Figure record extracts:

##########

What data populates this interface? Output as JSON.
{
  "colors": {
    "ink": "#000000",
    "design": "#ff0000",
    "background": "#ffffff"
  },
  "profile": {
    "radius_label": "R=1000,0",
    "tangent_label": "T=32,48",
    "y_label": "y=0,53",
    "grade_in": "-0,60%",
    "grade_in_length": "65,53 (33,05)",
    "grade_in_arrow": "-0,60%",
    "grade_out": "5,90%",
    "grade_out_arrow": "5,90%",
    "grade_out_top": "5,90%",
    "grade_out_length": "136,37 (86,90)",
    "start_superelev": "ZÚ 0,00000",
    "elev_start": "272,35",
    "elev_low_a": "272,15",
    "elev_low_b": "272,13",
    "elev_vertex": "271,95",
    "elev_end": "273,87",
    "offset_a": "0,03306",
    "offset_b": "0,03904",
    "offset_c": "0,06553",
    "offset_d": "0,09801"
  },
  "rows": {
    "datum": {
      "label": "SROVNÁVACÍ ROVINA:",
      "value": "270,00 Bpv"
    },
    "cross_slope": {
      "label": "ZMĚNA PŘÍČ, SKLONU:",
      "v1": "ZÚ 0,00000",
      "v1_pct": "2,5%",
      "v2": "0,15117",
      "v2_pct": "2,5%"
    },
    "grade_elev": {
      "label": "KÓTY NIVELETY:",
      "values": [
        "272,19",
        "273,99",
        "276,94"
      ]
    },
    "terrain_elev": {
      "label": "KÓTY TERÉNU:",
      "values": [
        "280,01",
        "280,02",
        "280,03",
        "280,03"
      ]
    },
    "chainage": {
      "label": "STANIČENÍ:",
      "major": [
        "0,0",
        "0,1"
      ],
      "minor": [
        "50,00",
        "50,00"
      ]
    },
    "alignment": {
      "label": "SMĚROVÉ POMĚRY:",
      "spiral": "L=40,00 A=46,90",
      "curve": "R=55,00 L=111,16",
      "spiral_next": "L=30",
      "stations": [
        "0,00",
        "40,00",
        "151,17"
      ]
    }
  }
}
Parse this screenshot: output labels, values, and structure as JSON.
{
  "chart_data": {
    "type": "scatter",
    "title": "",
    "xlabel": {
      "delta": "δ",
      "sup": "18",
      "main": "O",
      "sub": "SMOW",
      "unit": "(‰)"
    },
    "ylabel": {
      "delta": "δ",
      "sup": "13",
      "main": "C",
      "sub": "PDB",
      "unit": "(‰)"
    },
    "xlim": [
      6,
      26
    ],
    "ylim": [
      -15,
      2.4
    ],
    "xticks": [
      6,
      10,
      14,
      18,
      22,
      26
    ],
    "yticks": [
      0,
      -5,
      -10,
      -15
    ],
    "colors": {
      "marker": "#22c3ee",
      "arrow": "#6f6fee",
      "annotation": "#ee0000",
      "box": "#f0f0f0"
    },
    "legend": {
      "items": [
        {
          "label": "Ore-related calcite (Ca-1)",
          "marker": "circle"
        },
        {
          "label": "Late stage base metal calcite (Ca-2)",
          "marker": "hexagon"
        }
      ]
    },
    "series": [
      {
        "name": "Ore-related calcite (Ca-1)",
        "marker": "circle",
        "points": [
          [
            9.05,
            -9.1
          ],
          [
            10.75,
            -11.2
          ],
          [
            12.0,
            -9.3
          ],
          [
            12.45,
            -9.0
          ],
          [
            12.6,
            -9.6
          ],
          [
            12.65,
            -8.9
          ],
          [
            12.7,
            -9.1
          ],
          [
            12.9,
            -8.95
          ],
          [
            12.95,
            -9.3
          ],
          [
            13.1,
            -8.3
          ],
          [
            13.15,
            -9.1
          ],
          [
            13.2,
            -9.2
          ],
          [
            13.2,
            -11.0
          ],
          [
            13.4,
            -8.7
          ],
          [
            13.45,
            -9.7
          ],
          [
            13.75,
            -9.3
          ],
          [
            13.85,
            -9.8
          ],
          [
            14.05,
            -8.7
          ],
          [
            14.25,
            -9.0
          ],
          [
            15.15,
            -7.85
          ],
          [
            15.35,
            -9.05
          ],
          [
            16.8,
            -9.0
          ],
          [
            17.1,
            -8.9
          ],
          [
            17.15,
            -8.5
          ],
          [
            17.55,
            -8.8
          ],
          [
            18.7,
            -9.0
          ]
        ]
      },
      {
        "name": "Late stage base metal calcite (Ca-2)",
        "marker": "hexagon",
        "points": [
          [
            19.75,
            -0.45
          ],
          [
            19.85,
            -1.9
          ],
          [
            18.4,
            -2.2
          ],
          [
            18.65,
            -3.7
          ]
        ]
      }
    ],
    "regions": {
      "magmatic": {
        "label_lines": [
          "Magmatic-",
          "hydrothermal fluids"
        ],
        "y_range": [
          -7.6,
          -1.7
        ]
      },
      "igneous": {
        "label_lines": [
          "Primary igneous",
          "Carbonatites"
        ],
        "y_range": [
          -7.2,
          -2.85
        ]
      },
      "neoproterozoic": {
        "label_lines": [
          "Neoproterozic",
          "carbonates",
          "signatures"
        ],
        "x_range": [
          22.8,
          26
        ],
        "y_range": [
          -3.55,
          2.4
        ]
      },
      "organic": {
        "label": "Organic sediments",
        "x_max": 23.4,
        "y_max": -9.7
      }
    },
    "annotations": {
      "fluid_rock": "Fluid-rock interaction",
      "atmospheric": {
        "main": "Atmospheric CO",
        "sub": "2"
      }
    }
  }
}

##########

- **Problem requirements**:
Every line of the material must be returned exactly as it appears.

- **Result of the exercise**:
What data populates this interface? Output as JSON.
{
  "colors": {
    "ink": "#000000",
    "design": "#ff0000",
    "background": "#ffffff"
  },
  "profile": {
    "radius_label": "R=1000,0",
    "tangent_label": "T=32,48",
    "y_label": "y=0,53",
    "grade_in": "-0,60%",
    "grade_in_length": "65,53 (33,05)",
    "grade_in_arrow": "-0,60%",
    "grade_out": "5,90%",
    "grade_out_arrow": "5,90%",
    "grade_out_top": "5,90%",
    "grade_out_length": "136,37 (86,90)",
    "start_superelev": "ZÚ 0,00000",
    "elev_start": "272,35",
    "elev_low_a": "272,15",
    "elev_low_b": "272,13",
    "elev_vertex": "271,95",
    "elev_end": "273,87",
    "offset_a": "0,03306",
    "offset_b": "0,03904",
    "offset_c": "0,06553",
    "offset_d": "0,09801"
  },
  "rows": {
    "datum": {
      "label": "SROVNÁVACÍ ROVINA:",
      "value": "270,00 Bpv"
    },
    "cross_slope": {
      "label": "ZMĚNA PŘÍČ, SKLONU:",
      "v1": "ZÚ 0,00000",
      "v1_pct": "2,5%",
      "v2": "0,15117",
      "v2_pct": "2,5%"
    },
    "grade_elev": {
      "label": "KÓTY NIVELETY:",
      "values": [
        "272,19",
        "273,99",
        "276,94"
      ]
    },
    "terrain_elev": {
      "label": "KÓTY TERÉNU:",
      "values": [
        "280,01",
        "280,02",
        "280,03",
        "280,03"
      ]
    },
    "chainage": {
      "label": "STANIČENÍ:",
      "major": [
        "0,0",
        "0,1"
      ],
      "minor": [
        "50,00",
        "50,00"
      ]
    },
    "alignment": {
      "label": "SMĚROVÉ POMĚRY:",
      "spiral": "L=40,00 A=46,90",
      "curve": "R=55,00 L=111,16",
      "spiral_next": "L=30",
      "stations": [
        "0,00",
        "40,00",
        "151,17"
      ]
    }
  }
}
Parse this screenshot: output labels, values, and structure as JSON.
{
  "chart_data": {
    "type": "scatter",
    "title": "",
    "xlabel": {
      "delta": "δ",
      "sup": "18",
      "main": "O",
      "sub": "SMOW",
      "unit": "(‰)"
    },
    "ylabel": {
      "delta": "δ",
      "sup": "13",
      "main": "C",
      "sub": "PDB",
      "unit": "(‰)"
    },
    "xlim": [
      6,
      26
    ],
    "ylim": [
      -15,
      2.4
    ],
    "xticks": [
      6,
      10,
      14,
      18,
      22,
      26
    ],
    "yticks": [
      0,
      -5,
      -10,
      -15
    ],
    "colors": {
      "marker": "#22c3ee",
      "arrow": "#6f6fee",
      "annotation": "#ee0000",
      "box": "#f0f0f0"
    },
    "legend": {
      "items": [
        {
          "label": "Ore-related calcite (Ca-1)",
          "marker": "circle"
        },
        {
          "label": "Late stage base metal calcite (Ca-2)",
          "marker": "hexagon"
        }
      ]
    },
    "series": [
      {
        "name": "Ore-related calcite (Ca-1)",
        "marker": "circle",
        "points": [
          [
            9.05,
            -9.1
          ],
          [
            10.75,
            -11.2
          ],
          [
            12.0,
            -9.3
          ],
          [
            12.45,
            -9.0
          ],
          [
            12.6,
            -9.6
          ],
          [
            12.65,
            -8.9
          ],
          [
            12.7,
            -9.1
          ],
          [
            12.9,
            -8.95
          ],
          [
            12.95,
            -9.3
          ],
          [
            13.1,
            -8.3
          ],
          [
            13.15,
            -9.1
          ],
          [
            13.2,
            -9.2
          ],
          [
            13.2,
            -11.0
          ],
          [
            13.4,
            -8.7
          ],
          [
            13.45,
            -9.7
          ],
          [
            13.75,
            -9.3
          ],
          [
            13.85,
            -9.8
          ],
          [
            14.05,
            -8.7
          ],
          [
            14.25,
            -9.0
          ],
          [
            15.15,
            -7.85
          ],
          [
            15.35,
            -9.05
          ],
          [
            16.8,
            -9.0
          ],
          [
            17.1,
            -8.9
          ],
          [
            17.15,
            -8.5
          ],
          [
            17.55,
            -8.8
          ],
          [
            18.7,
            -9.0
          ]
        ]
      },
      {
        "name": "Late stage base metal calcite (Ca-2)",
        "marker": "hexagon",
        "points": [
          [
            19.75,
            -0.45
          ],
          [
            19.85,
            -1.9
          ],
          [
            18.4,
            -2.2
          ],
          [
            18.65,
            -3.7
          ]
        ]
      }
    ],
    "regions": {
      "magmatic": {
        "label_lines": [
          "Magmatic-",
          "hydrothermal fluids"
        ],
        "y_range": [
          -7.6,
          -1.7
        ]
      },
      "igneous": {
        "label_lines": [
          "Primary igneous",
          "Carbonatites"
        ],
        "y_range": [
          -7.2,
          -2.85
        ]
      },
      "neoproterozoic": {
        "label_lines": [
          "Neoproterozic",
          "carbonates",
          "signatures"
        ],
        "x_range": [
          22.8,
          26
        ],
        "y_range": [
          -3.55,
          2.4
        ]
      },
      "organic": {
        "label": "Organic sediments",
        "x_max": 23.4,
        "y_max": -9.7
      }
    },
    "annotations": {
      "fluid_rock": "Fluid-rock interaction",
      "atmospheric": {
        "main": "Atmospheric CO",
        "sub": "2"
      }
    }
  }
}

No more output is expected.